> _WHAT THIS TASK INVOLVES_: Return the whole listing, keeping every character the same.

> _DATA FOR PROCESSING_:
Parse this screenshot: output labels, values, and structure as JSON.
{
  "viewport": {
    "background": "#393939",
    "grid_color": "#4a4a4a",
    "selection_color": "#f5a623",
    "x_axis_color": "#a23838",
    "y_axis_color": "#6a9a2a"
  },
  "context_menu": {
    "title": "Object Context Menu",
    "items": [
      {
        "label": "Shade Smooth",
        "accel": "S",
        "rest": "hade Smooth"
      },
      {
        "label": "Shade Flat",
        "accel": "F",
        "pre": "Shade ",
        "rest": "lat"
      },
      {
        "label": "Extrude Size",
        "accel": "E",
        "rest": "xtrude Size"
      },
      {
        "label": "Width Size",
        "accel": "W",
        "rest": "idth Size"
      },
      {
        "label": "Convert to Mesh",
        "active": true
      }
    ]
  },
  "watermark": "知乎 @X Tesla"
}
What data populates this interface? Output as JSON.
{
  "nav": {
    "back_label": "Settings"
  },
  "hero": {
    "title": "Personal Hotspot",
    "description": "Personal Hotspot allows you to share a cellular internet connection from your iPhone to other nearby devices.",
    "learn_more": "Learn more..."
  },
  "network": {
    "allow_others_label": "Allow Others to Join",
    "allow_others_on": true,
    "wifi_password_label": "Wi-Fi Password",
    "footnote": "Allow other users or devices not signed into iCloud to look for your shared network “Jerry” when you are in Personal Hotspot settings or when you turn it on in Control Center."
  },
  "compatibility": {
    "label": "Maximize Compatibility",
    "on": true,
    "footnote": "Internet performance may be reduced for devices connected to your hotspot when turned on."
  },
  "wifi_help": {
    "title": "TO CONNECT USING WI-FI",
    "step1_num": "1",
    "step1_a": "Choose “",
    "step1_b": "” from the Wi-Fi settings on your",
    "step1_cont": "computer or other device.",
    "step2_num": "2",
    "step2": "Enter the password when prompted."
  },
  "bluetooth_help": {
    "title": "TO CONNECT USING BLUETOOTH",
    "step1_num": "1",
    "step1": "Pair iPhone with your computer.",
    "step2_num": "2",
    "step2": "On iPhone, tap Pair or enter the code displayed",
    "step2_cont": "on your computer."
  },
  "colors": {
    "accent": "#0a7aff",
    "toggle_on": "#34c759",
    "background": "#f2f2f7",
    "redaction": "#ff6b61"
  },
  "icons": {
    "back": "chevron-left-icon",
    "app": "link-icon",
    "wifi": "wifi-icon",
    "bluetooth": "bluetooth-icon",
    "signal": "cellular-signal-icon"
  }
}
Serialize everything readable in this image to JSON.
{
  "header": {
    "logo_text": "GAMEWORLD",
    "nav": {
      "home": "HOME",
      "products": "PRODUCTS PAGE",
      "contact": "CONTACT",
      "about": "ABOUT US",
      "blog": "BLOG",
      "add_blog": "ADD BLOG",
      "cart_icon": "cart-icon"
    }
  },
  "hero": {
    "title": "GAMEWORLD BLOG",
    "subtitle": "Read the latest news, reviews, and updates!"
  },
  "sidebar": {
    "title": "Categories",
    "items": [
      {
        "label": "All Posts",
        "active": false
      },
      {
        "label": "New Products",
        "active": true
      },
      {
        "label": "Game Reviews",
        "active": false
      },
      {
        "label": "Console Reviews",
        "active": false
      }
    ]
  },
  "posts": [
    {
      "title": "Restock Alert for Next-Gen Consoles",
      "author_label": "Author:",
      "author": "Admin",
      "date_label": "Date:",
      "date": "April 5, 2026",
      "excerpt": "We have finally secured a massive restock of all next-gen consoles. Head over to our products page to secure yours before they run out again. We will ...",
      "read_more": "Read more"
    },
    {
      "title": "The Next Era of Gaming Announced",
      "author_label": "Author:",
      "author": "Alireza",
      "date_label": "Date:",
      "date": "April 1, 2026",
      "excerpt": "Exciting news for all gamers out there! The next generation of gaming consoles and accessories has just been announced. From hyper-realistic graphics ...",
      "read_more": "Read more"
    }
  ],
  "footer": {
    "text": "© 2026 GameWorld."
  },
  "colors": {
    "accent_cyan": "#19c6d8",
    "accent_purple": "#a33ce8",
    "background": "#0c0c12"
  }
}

> _EXERCISE RESULT_:
Parse this screenshot: output labels, values, and structure as JSON.
{
  "viewport": {
    "background": "#393939",
    "grid_color": "#4a4a4a",
    "selection_color": "#f5a623",
    "x_axis_color": "#a23838",
    "y_axis_color": "#6a9a2a"
  },
  "context_menu": {
    "title": "Object Context Menu",
    "items": [
      {
        "label": "Shade Smooth",
        "accel": "S",
        "rest": "hade Smooth"
      },
      {
        "label": "Shade Flat",
        "accel": "F",
        "pre": "Shade ",
        "rest": "lat"
      },
      {
        "label": "Extrude Size",
        "accel": "E",
        "rest": "xtrude Size"
      },
      {
        "label": "Width Size",
        "accel": "W",
        "rest": "idth Size"
      },
      {
        "label": "Convert to Mesh",
        "active": true
      }
    ]
  },
  "watermark": "知乎 @X Tesla"
}
What data populates this interface? Output as JSON.
{
  "nav": {
    "back_label": "Settings"
  },
  "hero": {
    "title": "Personal Hotspot",
    "description": "Personal Hotspot allows you to share a cellular internet connection from your iPhone to other nearby devices.",
    "learn_more": "Learn more..."
  },
  "network": {
    "allow_others_label": "Allow Others to Join",
    "allow_others_on": true,
    "wifi_password_label": "Wi-Fi Password",
    "footnote": "Allow other users or devices not signed into iCloud to look for your shared network “Jerry” when you are in Personal Hotspot settings or when you turn it on in Control Center."
  },
  "compatibility": {
    "label": "Maximize Compatibility",
    "on": true,
    "footnote": "Internet performance may be reduced for devices connected to your hotspot when turned on."
  },
  "wifi_help": {
    "title": "TO CONNECT USING WI-FI",
    "step1_num": "1",
    "step1_a": "Choose “",
    "step1_b": "” from the Wi-Fi settings on your",
    "step1_cont": "computer or other device.",
    "step2_num": "2",
    "step2": "Enter the password when prompted."
  },
  "bluetooth_help": {
    "title": "TO CONNECT USING BLUETOOTH",
    "step1_num": "1",
    "step1": "Pair iPhone with your computer.",
    "step2_num": "2",
    "step2": "On iPhone, tap Pair or enter the code displayed",
    "step2_cont": "on your computer."
  },
  "colors": {
    "accent": "#0a7aff",
    "toggle_on": "#34c759",
    "background": "#f2f2f7",
    "redaction": "#ff6b61"
  },
  "icons": {
    "back": "chevron-left-icon",
    "app": "link-icon",
    "wifi": "wifi-icon",
    "bluetooth": "bluetooth-icon",
    "signal": "cellular-signal-icon"
  }
}
Serialize everything readable in this image to JSON.
{
  "header": {
    "logo_text": "GAMEWORLD",
    "nav": {
      "home": "HOME",
      "products": "PRODUCTS PAGE",
      "contact": "CONTACT",
      "about": "ABOUT US",
      "blog": "BLOG",
      "add_blog": "ADD BLOG",
      "cart_icon": "cart-icon"
    }
  },
  "hero": {
    "title": "GAMEWORLD BLOG",
    "subtitle": "Read the latest news, reviews, and updates!"
  },
  "sidebar": {
    "title": "Categories",
    "items": [
      {
        "label": "All Posts",
        "active": false
      },
      {
        "label": "New Products",
        "active": true
      },
      {
        "label": "Game Reviews",
        "active": false
      },
      {
        "label": "Console Reviews",
        "active": false
      }
    ]
  },
  "posts": [
    {
      "title": "Restock Alert for Next-Gen Consoles",
      "author_label": "Author:",
      "author": "Admin",
      "date_label": "Date:",
      "date": "April 5, 2026",
      "excerpt": "We have finally secured a massive restock of all next-gen consoles. Head over to our products page to secure yours before they run out again. We will ...",
      "read_more": "Read more"
    },
    {
      "title": "The Next Era of Gaming Announced",
      "author_label": "Author:",
      "author": "Alireza",
      "date_label": "Date:",
      "date": "April 1, 2026",
      "excerpt": "Exciting news for all gamers out there! The next generation of gaming consoles and accessories has just been announced. From hyper-realistic graphics ...",
      "read_more": "Read more"
    }
  ],
  "footer": {
    "text": "© 2026 GameWorld."
  },
  "colors": {
    "accent_cyan": "#19c6d8",
    "accent_purple": "#a33ce8",
    "background": "#0c0c12"
  }
}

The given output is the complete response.